What to work on: Only lines with the string "微笑服务" matter here; gather them from the material below.

____________________

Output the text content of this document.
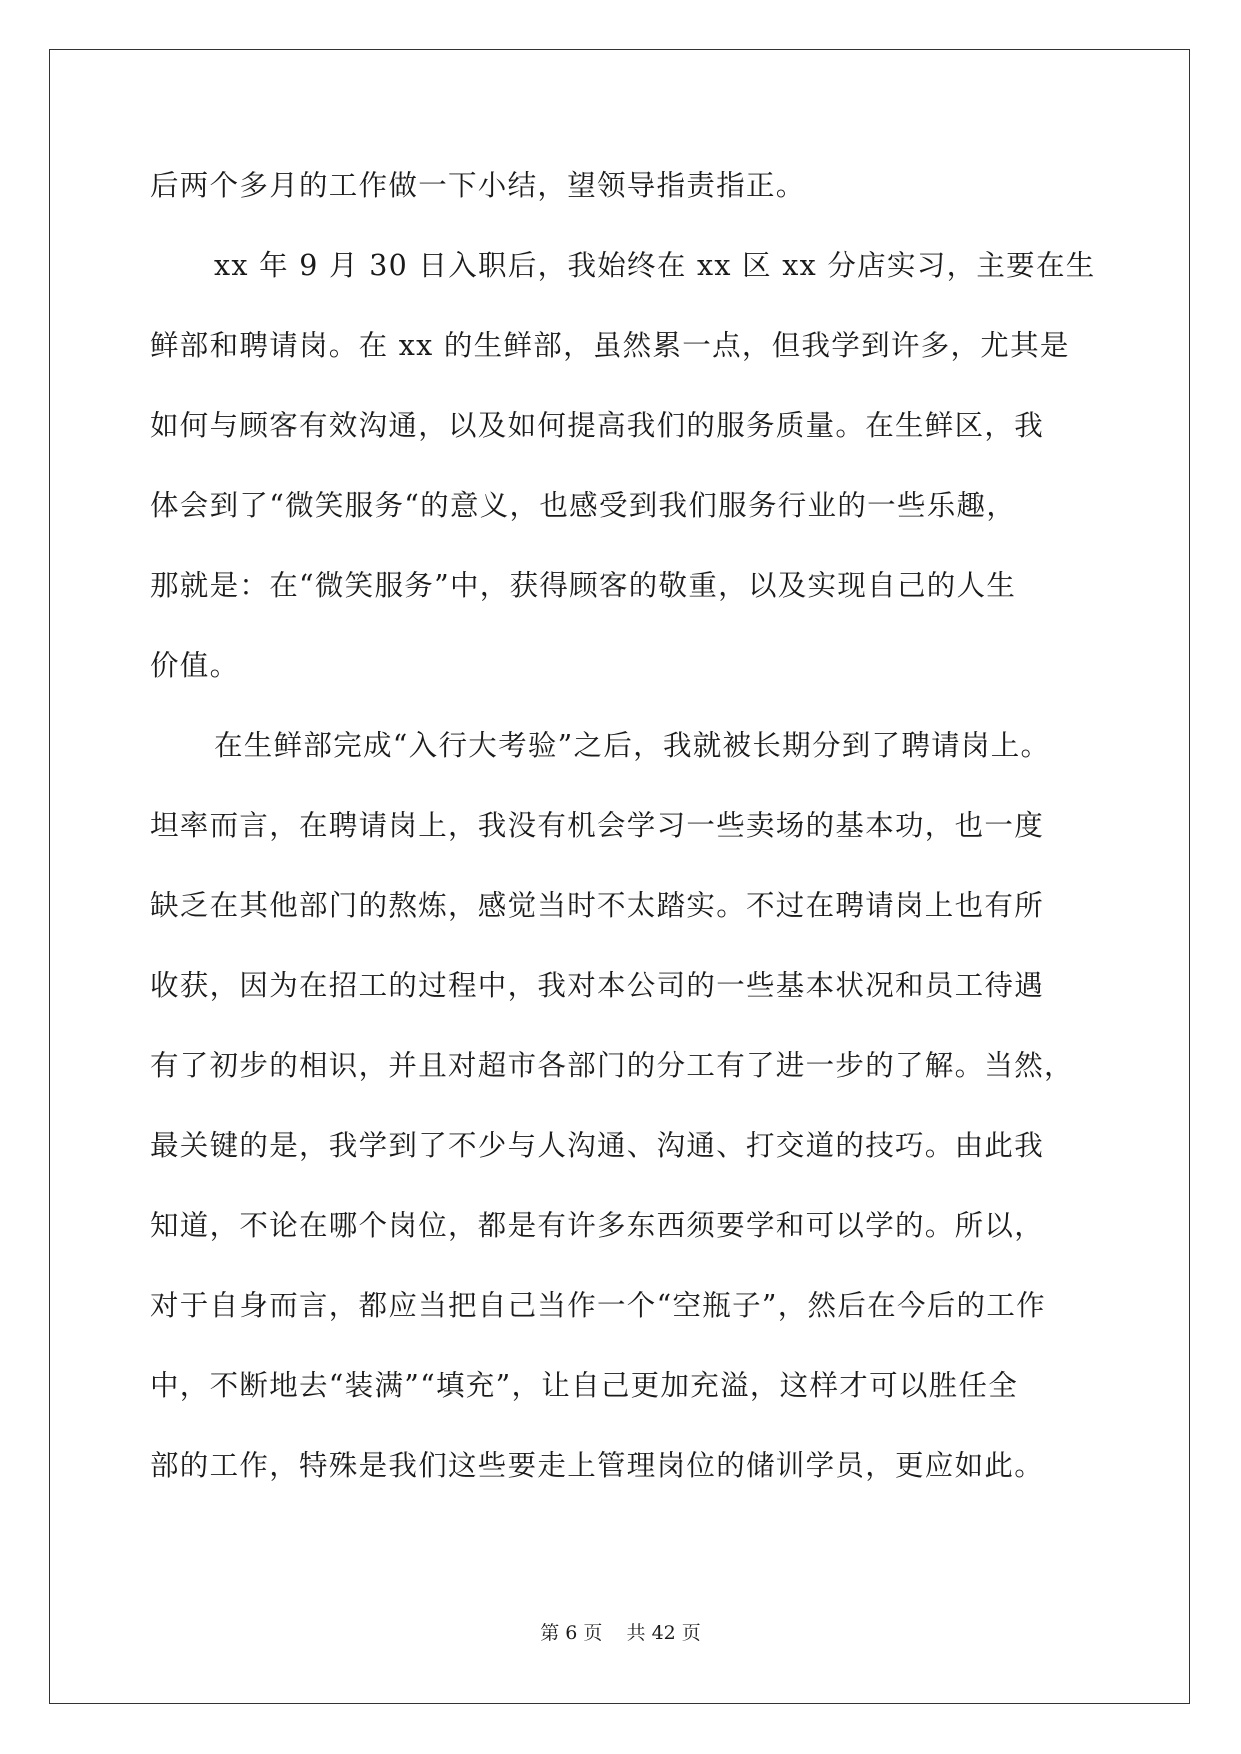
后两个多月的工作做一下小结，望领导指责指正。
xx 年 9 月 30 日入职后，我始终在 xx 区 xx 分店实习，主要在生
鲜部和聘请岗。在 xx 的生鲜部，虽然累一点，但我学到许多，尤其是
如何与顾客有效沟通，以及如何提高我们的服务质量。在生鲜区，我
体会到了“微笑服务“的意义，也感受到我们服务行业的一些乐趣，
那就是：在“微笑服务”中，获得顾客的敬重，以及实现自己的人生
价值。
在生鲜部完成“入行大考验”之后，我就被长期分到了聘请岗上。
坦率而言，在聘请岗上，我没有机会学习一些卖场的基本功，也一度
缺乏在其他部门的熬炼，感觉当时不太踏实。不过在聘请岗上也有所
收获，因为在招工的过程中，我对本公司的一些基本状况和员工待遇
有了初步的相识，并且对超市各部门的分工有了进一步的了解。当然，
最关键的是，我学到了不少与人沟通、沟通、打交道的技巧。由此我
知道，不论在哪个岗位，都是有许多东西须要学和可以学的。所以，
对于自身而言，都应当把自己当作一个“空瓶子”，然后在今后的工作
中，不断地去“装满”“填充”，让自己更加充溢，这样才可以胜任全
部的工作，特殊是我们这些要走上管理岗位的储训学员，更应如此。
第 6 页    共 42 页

____________________

Exercise result:
体会到了“微笑服务“的意义，也感受到我们服务行业的一些乐趣，
那就是：在“微笑服务”中，获得顾客的敬重，以及实现自己的人生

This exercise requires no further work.